The request
Images are not part of the copy; write out the rest of the data exactly as given.

★ ★ ★ ★ ★ ★ ★

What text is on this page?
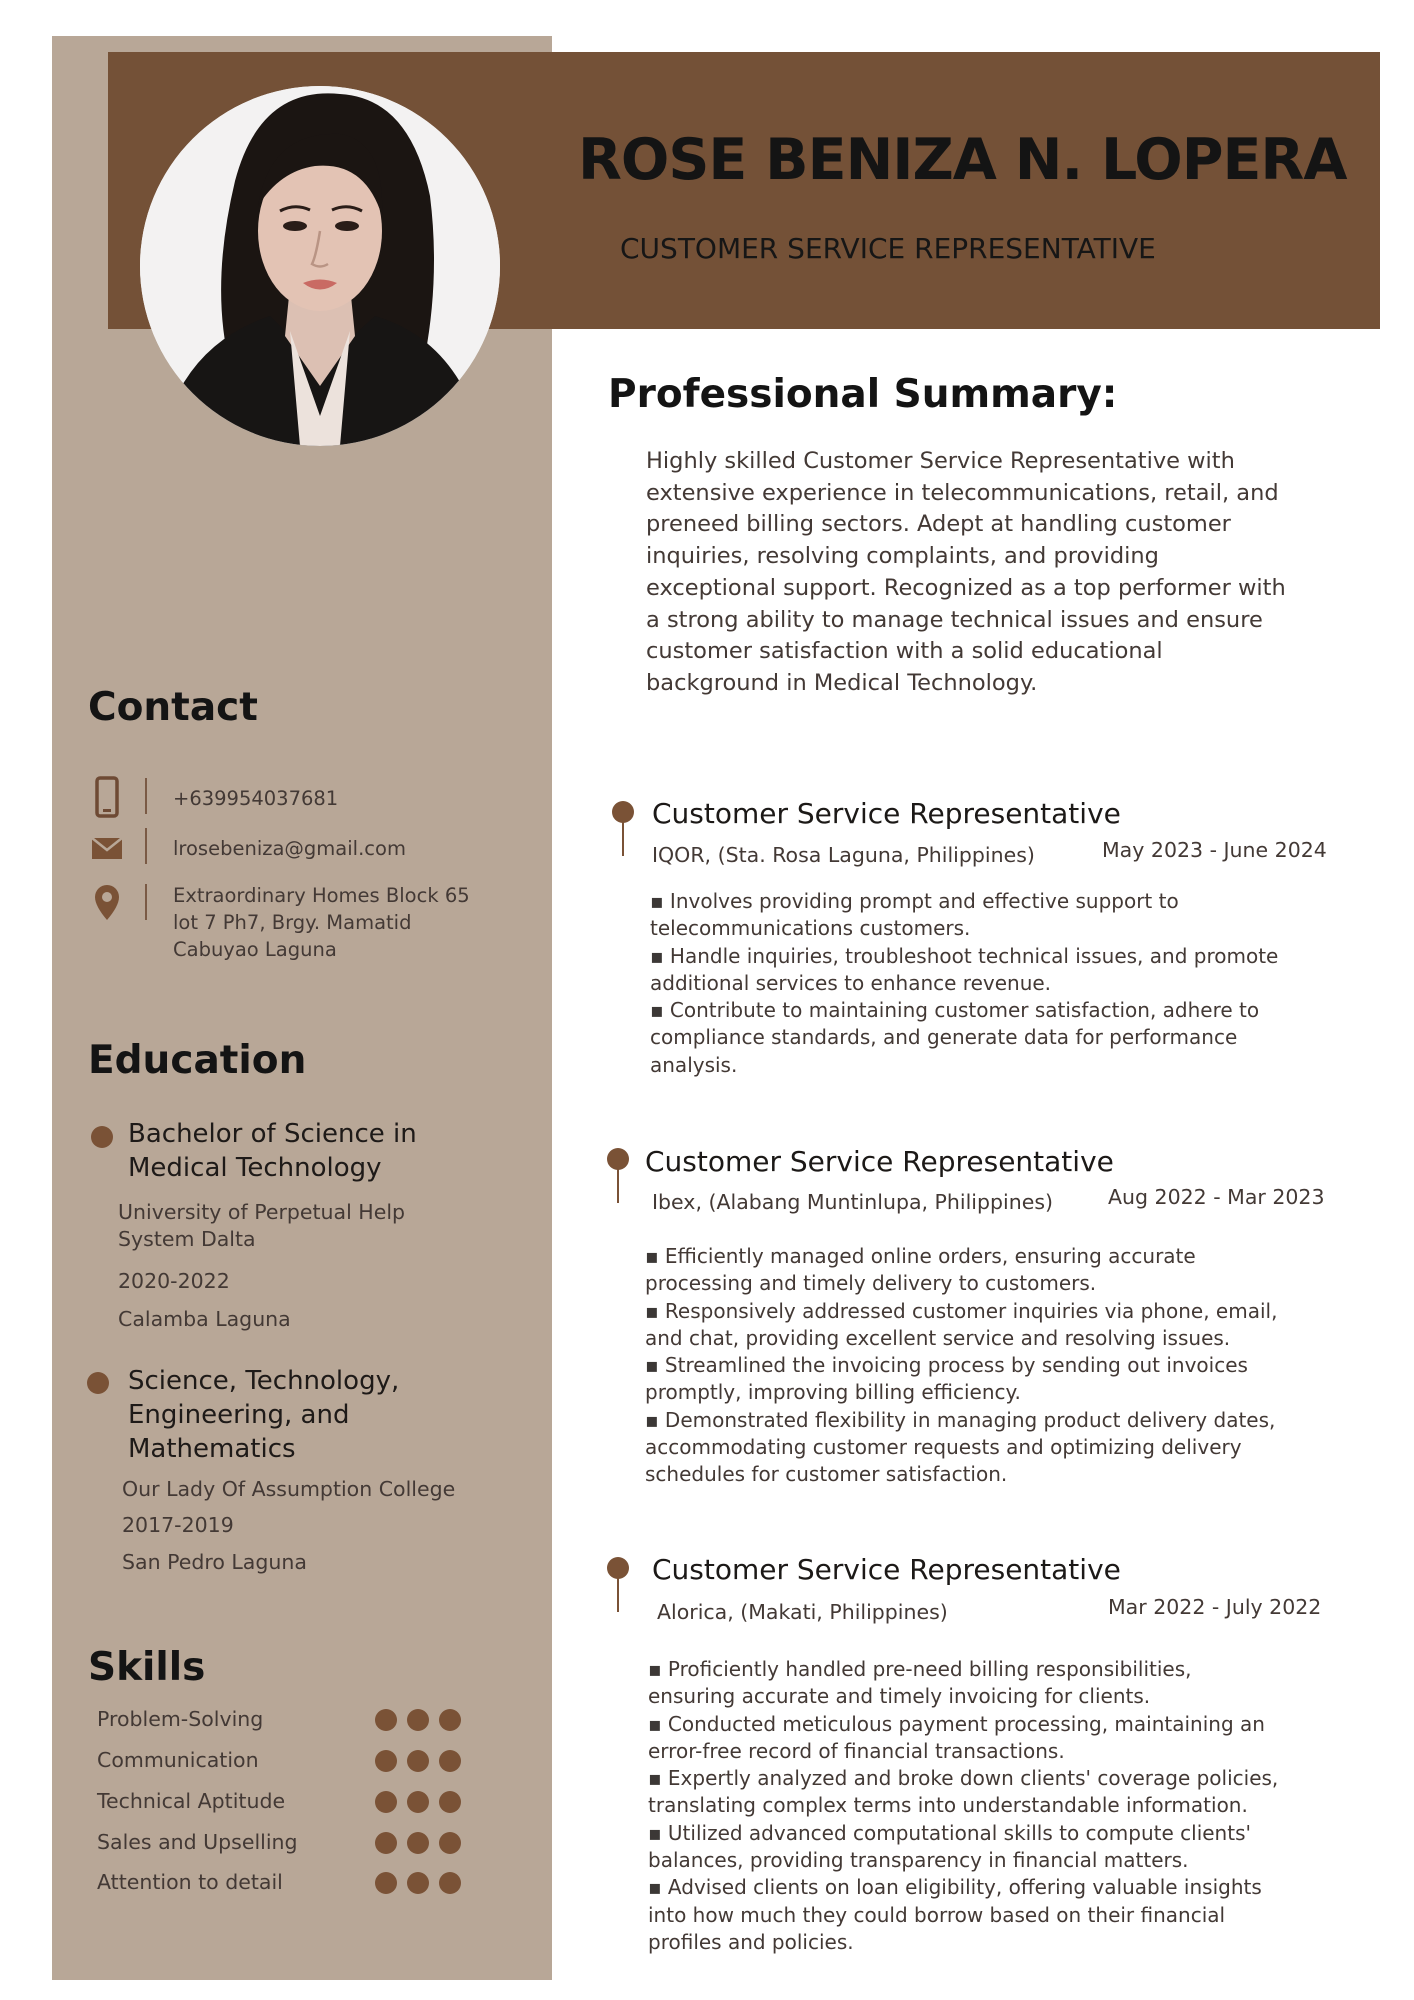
ROSE BENIZA N. LOPERA
CUSTOMER SERVICE REPRESENTATIVE
Contact
+639954037681
lrosebeniza@gmail.com
Extraordinary Homes Block 65
lot 7 Ph7, Brgy. Mamatid
Cabuyao Laguna
Education
Bachelor of Science in
Medical Technology
University of Perpetual Help
System Dalta
2020-2022
Calamba Laguna
Science, Technology,
Engineering, and
Mathematics
Our Lady Of Assumption College
2017-2019
San Pedro Laguna
Skills
Problem-Solving
Communication
Technical Aptitude
Sales and Upselling
Attention to detail
Professional Summary:
Highly skilled Customer Service Representative with
extensive experience in telecommunications, retail, and
preneed billing sectors. Adept at handling customer
inquiries, resolving complaints, and providing
exceptional support. Recognized as a top performer with
a strong ability to manage technical issues and ensure
customer satisfaction with a solid educational
background in Medical Technology.
Customer Service Representative
IQOR, (Sta. Rosa Laguna, Philippines)	May 2023 - June 2024
▪ Involves providing prompt and effective support to
telecommunications customers.
▪ Handle inquiries, troubleshoot technical issues, and promote
additional services to enhance revenue.
▪ Contribute to maintaining customer satisfaction, adhere to
compliance standards, and generate data for performance
analysis.
Customer Service Representative
Ibex, (Alabang Muntinlupa, Philippines)	Aug 2022 - Mar 2023
▪ Efficiently managed online orders, ensuring accurate
processing and timely delivery to customers.
▪ Responsively addressed customer inquiries via phone, email,
and chat, providing excellent service and resolving issues.
▪ Streamlined the invoicing process by sending out invoices
promptly, improving billing efficiency.
▪ Demonstrated flexibility in managing product delivery dates,
accommodating customer requests and optimizing delivery
schedules for customer satisfaction.
Customer Service Representative
Alorica, (Makati, Philippines)	Mar 2022 - July 2022
▪ Proficiently handled pre-need billing responsibilities,
ensuring accurate and timely invoicing for clients.
▪ Conducted meticulous payment processing, maintaining an
error-free record of financial transactions.
▪ Expertly analyzed and broke down clients' coverage policies,
translating complex terms into understandable information.
▪ Utilized advanced computational skills to compute clients'
balances, providing transparency in financial matters.
▪ Advised clients on loan eligibility, offering valuable insights
into how much they could borrow based on their financial
profiles and policies.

★ ★ ★ ★ ★ ★ ★

Solution
What text is on this page?
ROSE BENIZA N. LOPERA
CUSTOMER SERVICE REPRESENTATIVE
Contact
+639954037681
lrosebeniza@gmail.com
Extraordinary Homes Block 65
lot 7 Ph7, Brgy. Mamatid
Cabuyao Laguna
Education
Bachelor of Science in
Medical Technology
University of Perpetual Help
System Dalta
2020-2022
Calamba Laguna
Science, Technology,
Engineering, and
Mathematics
Our Lady Of Assumption College
2017-2019
San Pedro Laguna
Skills
Problem-Solving
Communication
Technical Aptitude
Sales and Upselling
Attention to detail
Professional Summary:
Highly skilled Customer Service Representative with
extensive experience in telecommunications, retail, and
preneed billing sectors. Adept at handling customer
inquiries, resolving complaints, and providing
exceptional support. Recognized as a top performer with
a strong ability to manage technical issues and ensure
customer satisfaction with a solid educational
background in Medical Technology.
Customer Service Representative
IQOR, (Sta. Rosa Laguna, Philippines)	May 2023 - June 2024
▪ Involves providing prompt and effective support to
telecommunications customers.
▪ Handle inquiries, troubleshoot technical issues, and promote
additional services to enhance revenue.
▪ Contribute to maintaining customer satisfaction, adhere to
compliance standards, and generate data for performance
analysis.
Customer Service Representative
Ibex, (Alabang Muntinlupa, Philippines)	Aug 2022 - Mar 2023
▪ Efficiently managed online orders, ensuring accurate
processing and timely delivery to customers.
▪ Responsively addressed customer inquiries via phone, email,
and chat, providing excellent service and resolving issues.
▪ Streamlined the invoicing process by sending out invoices
promptly, improving billing efficiency.
▪ Demonstrated flexibility in managing product delivery dates,
accommodating customer requests and optimizing delivery
schedules for customer satisfaction.
Customer Service Representative
Alorica, (Makati, Philippines)	Mar 2022 - July 2022
▪ Proficiently handled pre-need billing responsibilities,
ensuring accurate and timely invoicing for clients.
▪ Conducted meticulous payment processing, maintaining an
error-free record of financial transactions.
▪ Expertly analyzed and broke down clients' coverage policies,
translating complex terms into understandable information.
▪ Utilized advanced computational skills to compute clients'
balances, providing transparency in financial matters.
▪ Advised clients on loan eligibility, offering valuable insights
into how much they could borrow based on their financial
profiles and policies.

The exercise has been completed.